Give the data again exactly as written, skipping any pictures.

[start of SUPPLIED DATA]

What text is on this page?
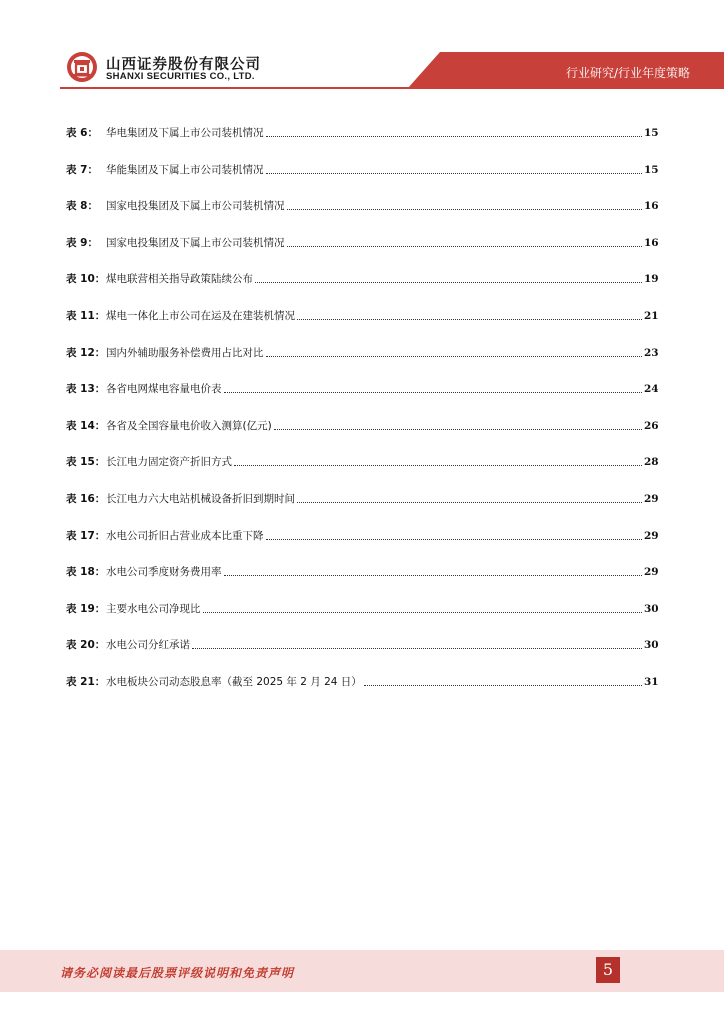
山西证券股份有限公司
SHANXI SECURITIES CO., LTD.	行业研究/行业年度策略
表 6： 华电集团及下属上市公司装机情况	15
表 7： 华能集团及下属上市公司装机情况	15
表 8： 国家电投集团及下属上市公司装机情况	16
表 9： 国家电投集团及下属上市公司装机情况	16
表 10： 煤电联营相关指导政策陆续公布	19
表 11： 煤电一体化上市公司在运及在建装机情况	21
表 12： 国内外辅助服务补偿费用占比对比	23
表 13： 各省电网煤电容量电价表	24
表 14： 各省及全国容量电价收入测算(亿元)	26
表 15： 长江电力固定资产折旧方式	28
表 16： 长江电力六大电站机械设备折旧到期时间	29
表 17： 水电公司折旧占营业成本比重下降	29
表 18： 水电公司季度财务费用率	29
表 19： 主要水电公司净现比	30
表 20： 水电公司分红承诺	30
表 21： 水电板块公司动态股息率（截至 2025 年 2 月 24 日）	31
请务必阅读最后股票评级说明和免责声明	5
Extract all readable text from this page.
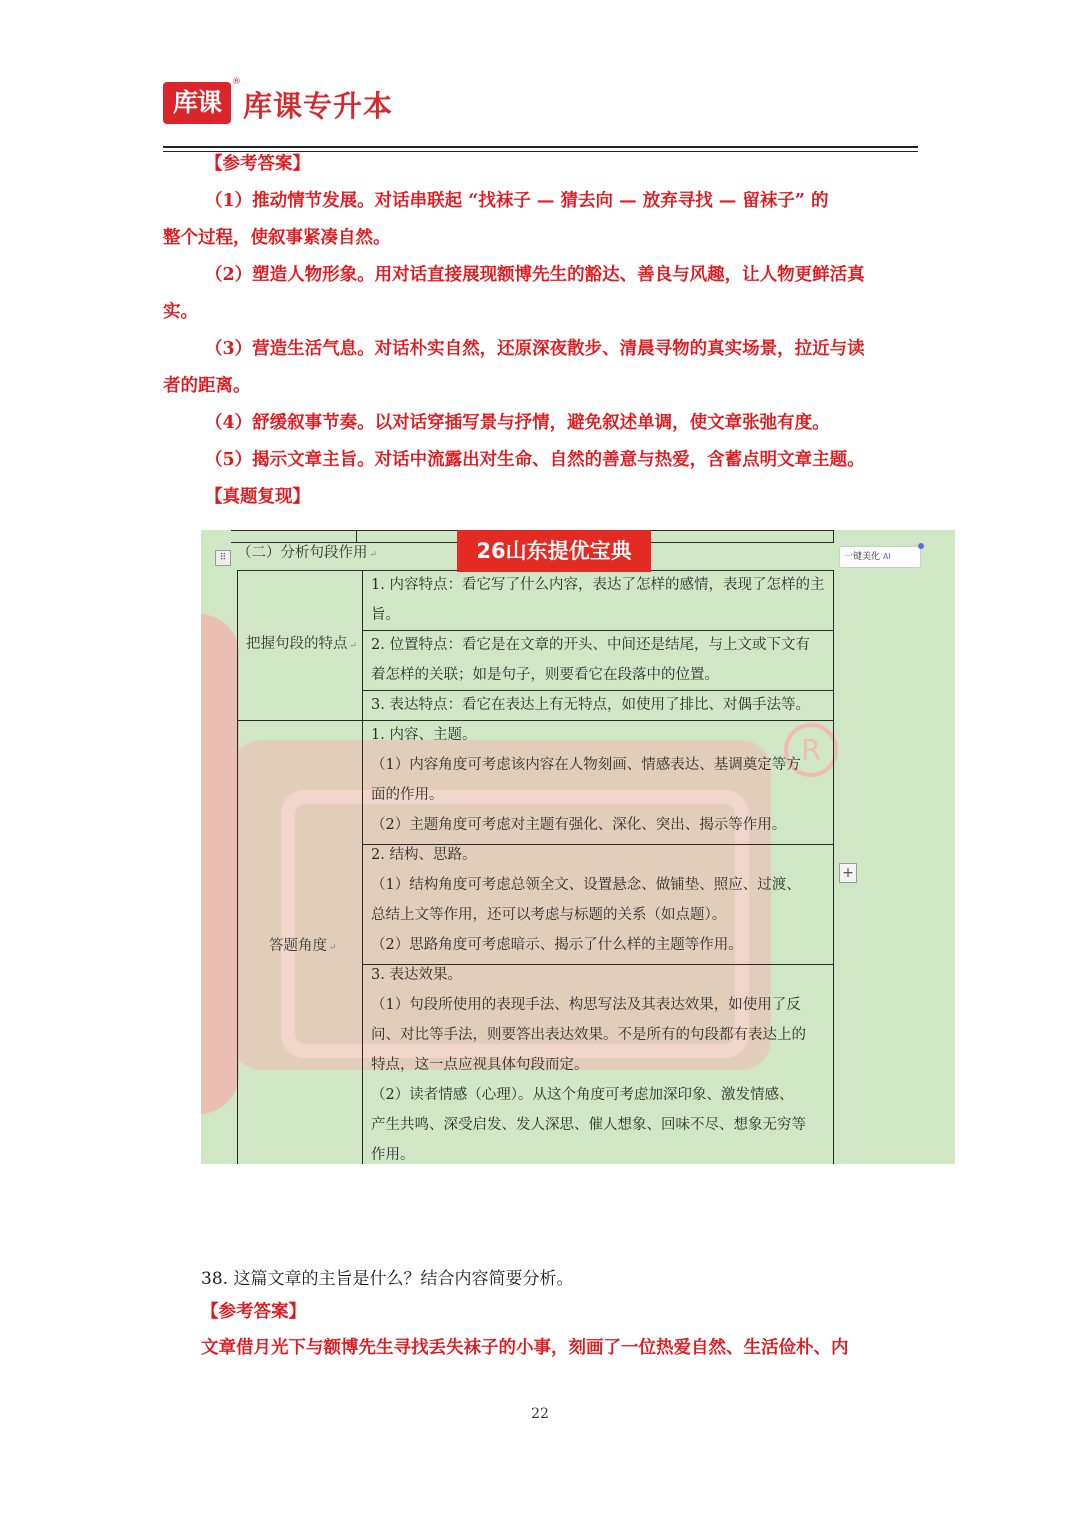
库课
®
库课专升本

【参考答案】

（1）推动情节发展。对话串联起 “找袜子 — 猜去向 — 放弃寻找 — 留袜子” 的

整个过程，使叙事紧凑自然。

（2）塑造人物形象。用对话直接展现额博先生的豁达、善良与风趣，让人物更鲜活真

实。

（3）营造生活气息。对话朴实自然，还原深夜散步、清晨寻物的真实场景，拉近与读

者的距离。

（4）舒缓叙事节奏。以对话穿插写景与抒情，避免叙述单调，使文章张弛有度。

（5）揭示文章主旨。对话中流露出对生命、自然的善意与热爱，含蓄点明文章主题。

【真题复现】

R
26山东提优宝典	一键美化 AI
⠿
+
（二）分析句段作用 ↵
把握句段的特点 ↵

1. 内容特点：看它写了什么内容，表达了怎样的感情，表现了怎样的主

旨。

2. 位置特点：看它是在文章的开头、中间还是结尾，与上文或下文有

着怎样的关联；如是句子，则要看它在段落中的位置。

3. 表达特点：看它在表达上有无特点，如使用了排比、对偶手法等。

答题角度 ↵

1. 内容、主题。

（1）内容角度可考虑该内容在人物刻画、情感表达、基调奠定等方

面的作用。

（2）主题角度可考虑对主题有强化、深化、突出、揭示等作用。

2. 结构、思路。

（1）结构角度可考虑总领全文、设置悬念、做铺垫、照应、过渡、

总结上文等作用，还可以考虑与标题的关系（如点题）。

（2）思路角度可考虑暗示、揭示了什么样的主题等作用。

3. 表达效果。

（1）句段所使用的表现手法、构思写法及其表达效果，如使用了反

问、对比等手法，则要答出表达效果。不是所有的句段都有表达上的

特点，这一点应视具体句段而定。

（2）读者情感（心理）。从这个角度可考虑加深印象、激发情感、

产生共鸣、深受启发、发人深思、催人想象、回味不尽、想象无穷等

作用。

38. 这篇文章的主旨是什么？结合内容简要分析。
【参考答案】
文章借月光下与额博先生寻找丢失袜子的小事，刻画了一位热爱自然、生活俭朴、内
22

[end of SUPPLIED DATA]

#### OUTPUT FOR THIS TASK:
What text is on this page?
山西证券股份有限公司
SHANXI SECURITIES CO., LTD.	行业研究/行业年度策略
表 6： 华电集团及下属上市公司装机情况	15
表 7： 华能集团及下属上市公司装机情况	15
表 8： 国家电投集团及下属上市公司装机情况	16
表 9： 国家电投集团及下属上市公司装机情况	16
表 10： 煤电联营相关指导政策陆续公布	19
表 11： 煤电一体化上市公司在运及在建装机情况	21
表 12： 国内外辅助服务补偿费用占比对比	23
表 13： 各省电网煤电容量电价表	24
表 14： 各省及全国容量电价收入测算(亿元)	26
表 15： 长江电力固定资产折旧方式	28
表 16： 长江电力六大电站机械设备折旧到期时间	29
表 17： 水电公司折旧占营业成本比重下降	29
表 18： 水电公司季度财务费用率	29
表 19： 主要水电公司净现比	30
表 20： 水电公司分红承诺	30
表 21： 水电板块公司动态股息率（截至 2025 年 2 月 24 日）	31
请务必阅读最后股票评级说明和免责声明	5
Extract all readable text from this page.
库课
®
库课专升本

【参考答案】

（1）推动情节发展。对话串联起 “找袜子 — 猜去向 — 放弃寻找 — 留袜子” 的

整个过程，使叙事紧凑自然。

（2）塑造人物形象。用对话直接展现额博先生的豁达、善良与风趣，让人物更鲜活真

实。

（3）营造生活气息。对话朴实自然，还原深夜散步、清晨寻物的真实场景，拉近与读

者的距离。

（4）舒缓叙事节奏。以对话穿插写景与抒情，避免叙述单调，使文章张弛有度。

（5）揭示文章主旨。对话中流露出对生命、自然的善意与热爱，含蓄点明文章主题。

【真题复现】

R
26山东提优宝典	一键美化 AI
⠿
+
（二）分析句段作用 ↵
把握句段的特点 ↵

1. 内容特点：看它写了什么内容，表达了怎样的感情，表现了怎样的主

旨。

2. 位置特点：看它是在文章的开头、中间还是结尾，与上文或下文有

着怎样的关联；如是句子，则要看它在段落中的位置。

3. 表达特点：看它在表达上有无特点，如使用了排比、对偶手法等。

答题角度 ↵

1. 内容、主题。

（1）内容角度可考虑该内容在人物刻画、情感表达、基调奠定等方

面的作用。

（2）主题角度可考虑对主题有强化、深化、突出、揭示等作用。

2. 结构、思路。

（1）结构角度可考虑总领全文、设置悬念、做铺垫、照应、过渡、

总结上文等作用，还可以考虑与标题的关系（如点题）。

（2）思路角度可考虑暗示、揭示了什么样的主题等作用。

3. 表达效果。

（1）句段所使用的表现手法、构思写法及其表达效果，如使用了反

问、对比等手法，则要答出表达效果。不是所有的句段都有表达上的

特点，这一点应视具体句段而定。

（2）读者情感（心理）。从这个角度可考虑加深印象、激发情感、

产生共鸣、深受启发、发人深思、催人想象、回味不尽、想象无穷等

作用。

38. 这篇文章的主旨是什么？结合内容简要分析。
【参考答案】
文章借月光下与额博先生寻找丢失袜子的小事，刻画了一位热爱自然、生活俭朴、内
22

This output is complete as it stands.